Stored data:
···

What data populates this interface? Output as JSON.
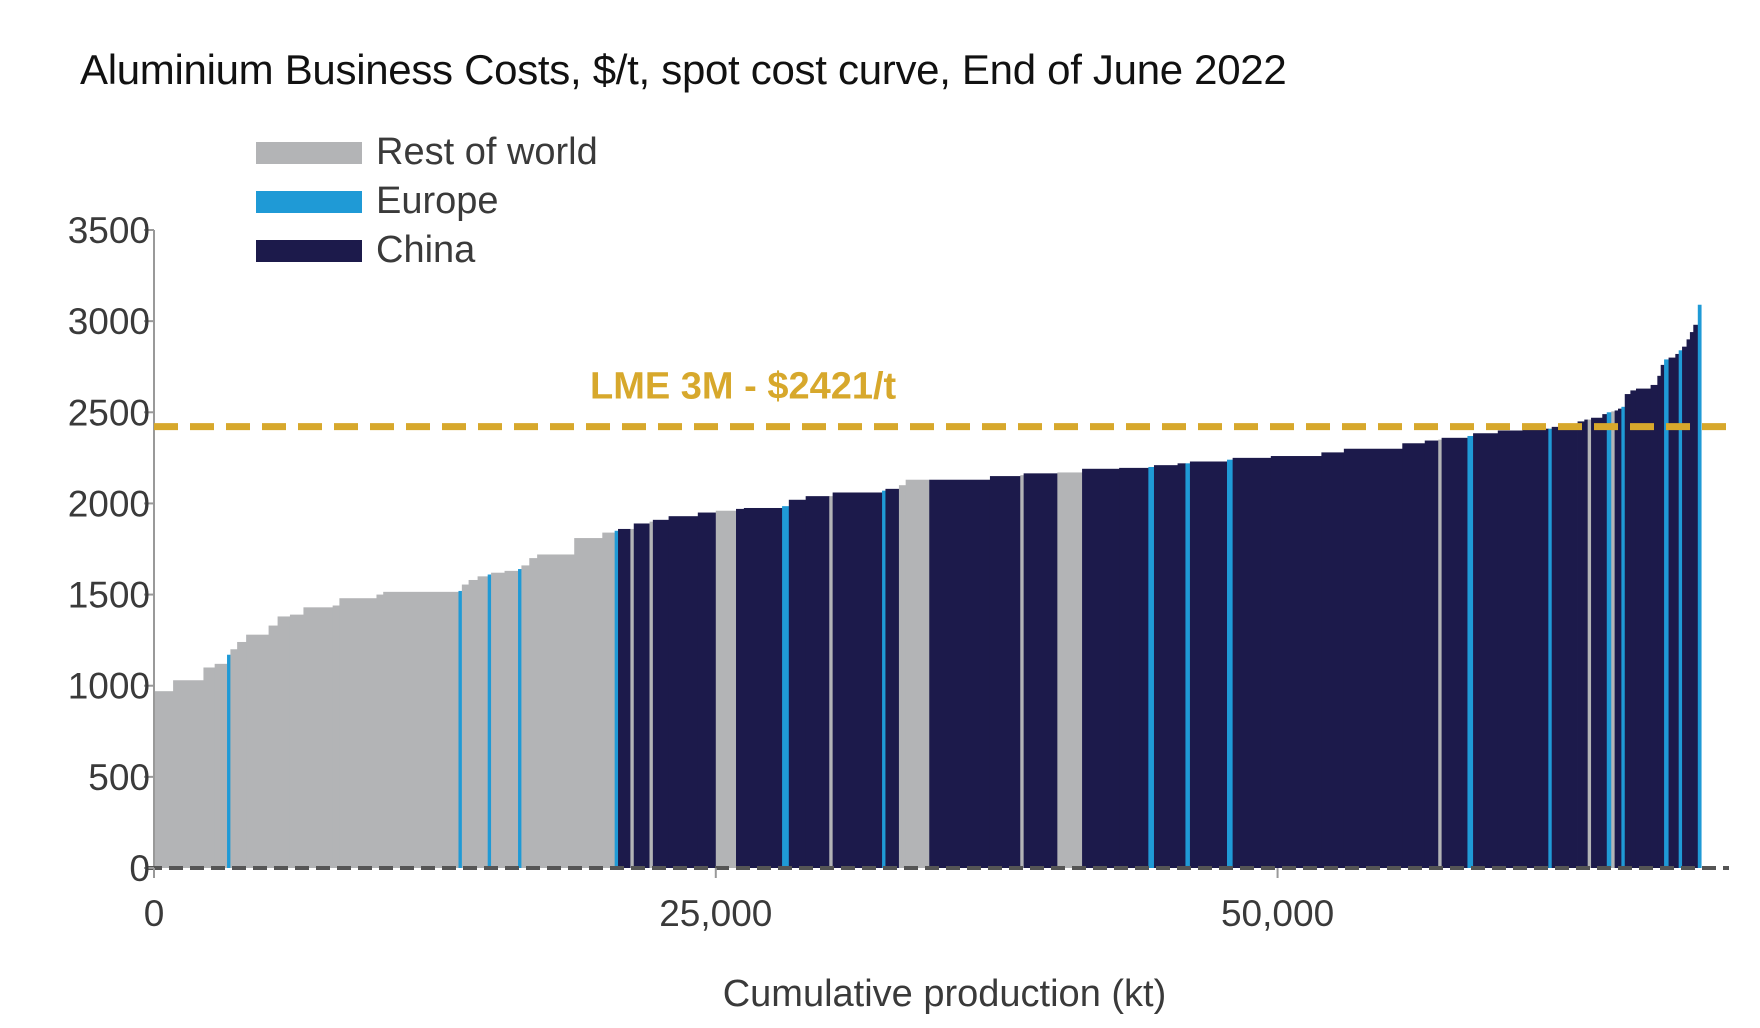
{
  "chart_data": {
    "type": "bar",
    "subtype": "cost-curve",
    "title": "Aluminium  Business Costs, $/t, spot cost curve, End of June 2022",
    "xlabel": "Cumulative production (kt)",
    "ylabel": "",
    "xlim": [
      0,
      70000
    ],
    "ylim": [
      0,
      3500
    ],
    "xticks": [
      0,
      25000,
      50000
    ],
    "xtick_labels": [
      "0",
      "25,000",
      "50,000"
    ],
    "yticks": [
      0,
      500,
      1000,
      1500,
      2000,
      2500,
      3000,
      3500
    ],
    "ytick_labels": [
      "0",
      "500",
      "1000",
      "1500",
      "2000",
      "2500",
      "3000",
      "3500"
    ],
    "grid": false,
    "legend_position": "top-left",
    "series": [
      {
        "name": "Rest of world",
        "key": "R",
        "color": "#b3b4b6"
      },
      {
        "name": "Europe",
        "key": "E",
        "color": "#1f9ad6"
      },
      {
        "name": "China",
        "key": "C",
        "color": "#1c1a4b"
      }
    ],
    "bars": [
      {
        "width": 850,
        "cost": 970,
        "region": "R"
      },
      {
        "width": 1350,
        "cost": 1030,
        "region": "R"
      },
      {
        "width": 500,
        "cost": 1100,
        "region": "R"
      },
      {
        "width": 550,
        "cost": 1120,
        "region": "R"
      },
      {
        "width": 150,
        "cost": 1170,
        "region": "E"
      },
      {
        "width": 300,
        "cost": 1200,
        "region": "R"
      },
      {
        "width": 400,
        "cost": 1240,
        "region": "R"
      },
      {
        "width": 1000,
        "cost": 1280,
        "region": "R"
      },
      {
        "width": 400,
        "cost": 1330,
        "region": "R"
      },
      {
        "width": 550,
        "cost": 1380,
        "region": "R"
      },
      {
        "width": 600,
        "cost": 1390,
        "region": "R"
      },
      {
        "width": 1300,
        "cost": 1430,
        "region": "R"
      },
      {
        "width": 300,
        "cost": 1440,
        "region": "R"
      },
      {
        "width": 1650,
        "cost": 1480,
        "region": "R"
      },
      {
        "width": 300,
        "cost": 1500,
        "region": "R"
      },
      {
        "width": 3350,
        "cost": 1515,
        "region": "R"
      },
      {
        "width": 150,
        "cost": 1520,
        "region": "E"
      },
      {
        "width": 300,
        "cost": 1555,
        "region": "R"
      },
      {
        "width": 400,
        "cost": 1580,
        "region": "R"
      },
      {
        "width": 450,
        "cost": 1600,
        "region": "R"
      },
      {
        "width": 150,
        "cost": 1610,
        "region": "E"
      },
      {
        "width": 600,
        "cost": 1620,
        "region": "R"
      },
      {
        "width": 600,
        "cost": 1630,
        "region": "R"
      },
      {
        "width": 150,
        "cost": 1640,
        "region": "E"
      },
      {
        "width": 350,
        "cost": 1660,
        "region": "R"
      },
      {
        "width": 350,
        "cost": 1700,
        "region": "R"
      },
      {
        "width": 1650,
        "cost": 1720,
        "region": "R"
      },
      {
        "width": 1250,
        "cost": 1810,
        "region": "R"
      },
      {
        "width": 550,
        "cost": 1840,
        "region": "R"
      },
      {
        "width": 150,
        "cost": 1850,
        "region": "E"
      },
      {
        "width": 550,
        "cost": 1860,
        "region": "C"
      },
      {
        "width": 150,
        "cost": 1860,
        "region": "R"
      },
      {
        "width": 700,
        "cost": 1890,
        "region": "C"
      },
      {
        "width": 150,
        "cost": 1900,
        "region": "R"
      },
      {
        "width": 700,
        "cost": 1910,
        "region": "C"
      },
      {
        "width": 1300,
        "cost": 1930,
        "region": "C"
      },
      {
        "width": 800,
        "cost": 1950,
        "region": "C"
      },
      {
        "width": 900,
        "cost": 1960,
        "region": "R"
      },
      {
        "width": 350,
        "cost": 1970,
        "region": "C"
      },
      {
        "width": 1700,
        "cost": 1975,
        "region": "C"
      },
      {
        "width": 300,
        "cost": 1985,
        "region": "E"
      },
      {
        "width": 750,
        "cost": 2020,
        "region": "C"
      },
      {
        "width": 1050,
        "cost": 2040,
        "region": "C"
      },
      {
        "width": 150,
        "cost": 2040,
        "region": "R"
      },
      {
        "width": 2200,
        "cost": 2060,
        "region": "C"
      },
      {
        "width": 150,
        "cost": 2070,
        "region": "E"
      },
      {
        "width": 600,
        "cost": 2080,
        "region": "C"
      },
      {
        "width": 300,
        "cost": 2100,
        "region": "R"
      },
      {
        "width": 1050,
        "cost": 2130,
        "region": "R"
      },
      {
        "width": 2700,
        "cost": 2130,
        "region": "C"
      },
      {
        "width": 1350,
        "cost": 2150,
        "region": "C"
      },
      {
        "width": 150,
        "cost": 2155,
        "region": "R"
      },
      {
        "width": 1500,
        "cost": 2165,
        "region": "C"
      },
      {
        "width": 1100,
        "cost": 2170,
        "region": "R"
      },
      {
        "width": 1650,
        "cost": 2190,
        "region": "C"
      },
      {
        "width": 1300,
        "cost": 2195,
        "region": "C"
      },
      {
        "width": 250,
        "cost": 2200,
        "region": "E"
      },
      {
        "width": 1050,
        "cost": 2210,
        "region": "C"
      },
      {
        "width": 350,
        "cost": 2220,
        "region": "C"
      },
      {
        "width": 200,
        "cost": 2220,
        "region": "E"
      },
      {
        "width": 1650,
        "cost": 2230,
        "region": "C"
      },
      {
        "width": 250,
        "cost": 2240,
        "region": "E"
      },
      {
        "width": 1700,
        "cost": 2250,
        "region": "C"
      },
      {
        "width": 2250,
        "cost": 2260,
        "region": "C"
      },
      {
        "width": 1000,
        "cost": 2280,
        "region": "C"
      },
      {
        "width": 2600,
        "cost": 2300,
        "region": "C"
      },
      {
        "width": 1000,
        "cost": 2330,
        "region": "C"
      },
      {
        "width": 600,
        "cost": 2345,
        "region": "C"
      },
      {
        "width": 150,
        "cost": 2350,
        "region": "R"
      },
      {
        "width": 1150,
        "cost": 2360,
        "region": "C"
      },
      {
        "width": 250,
        "cost": 2370,
        "region": "E"
      },
      {
        "width": 1100,
        "cost": 2385,
        "region": "C"
      },
      {
        "width": 1100,
        "cost": 2400,
        "region": "C"
      },
      {
        "width": 1150,
        "cost": 2410,
        "region": "C"
      },
      {
        "width": 150,
        "cost": 2410,
        "region": "E"
      },
      {
        "width": 850,
        "cost": 2420,
        "region": "C"
      },
      {
        "width": 300,
        "cost": 2435,
        "region": "C"
      },
      {
        "width": 300,
        "cost": 2450,
        "region": "C"
      },
      {
        "width": 150,
        "cost": 2460,
        "region": "C"
      },
      {
        "width": 150,
        "cost": 2460,
        "region": "R"
      },
      {
        "width": 500,
        "cost": 2470,
        "region": "C"
      },
      {
        "width": 200,
        "cost": 2490,
        "region": "C"
      },
      {
        "width": 200,
        "cost": 2500,
        "region": "E"
      },
      {
        "width": 150,
        "cost": 2505,
        "region": "R"
      },
      {
        "width": 150,
        "cost": 2510,
        "region": "C"
      },
      {
        "width": 150,
        "cost": 2520,
        "region": "C"
      },
      {
        "width": 150,
        "cost": 2530,
        "region": "E"
      },
      {
        "width": 250,
        "cost": 2600,
        "region": "C"
      },
      {
        "width": 250,
        "cost": 2620,
        "region": "C"
      },
      {
        "width": 650,
        "cost": 2630,
        "region": "C"
      },
      {
        "width": 300,
        "cost": 2650,
        "region": "C"
      },
      {
        "width": 150,
        "cost": 2700,
        "region": "C"
      },
      {
        "width": 150,
        "cost": 2760,
        "region": "C"
      },
      {
        "width": 200,
        "cost": 2790,
        "region": "E"
      },
      {
        "width": 300,
        "cost": 2800,
        "region": "C"
      },
      {
        "width": 150,
        "cost": 2820,
        "region": "C"
      },
      {
        "width": 150,
        "cost": 2840,
        "region": "E"
      },
      {
        "width": 200,
        "cost": 2860,
        "region": "C"
      },
      {
        "width": 150,
        "cost": 2900,
        "region": "C"
      },
      {
        "width": 150,
        "cost": 2940,
        "region": "C"
      },
      {
        "width": 200,
        "cost": 2980,
        "region": "C"
      },
      {
        "width": 150,
        "cost": 3090,
        "region": "E"
      }
    ],
    "reference_lines": [
      {
        "label": "LME 3M - $2421/t",
        "value": 2421,
        "color": "#d7a82c",
        "style": "dashed"
      }
    ]
  }
}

···

# [Work to be completed]
Identify each line of the material where the word "curve" shows up, and copy it.

# [Response to the exercise]
    "subtype": "cost-curve",
    "title": "Aluminium  Business Costs, $/t, spot cost curve, End of June 2022",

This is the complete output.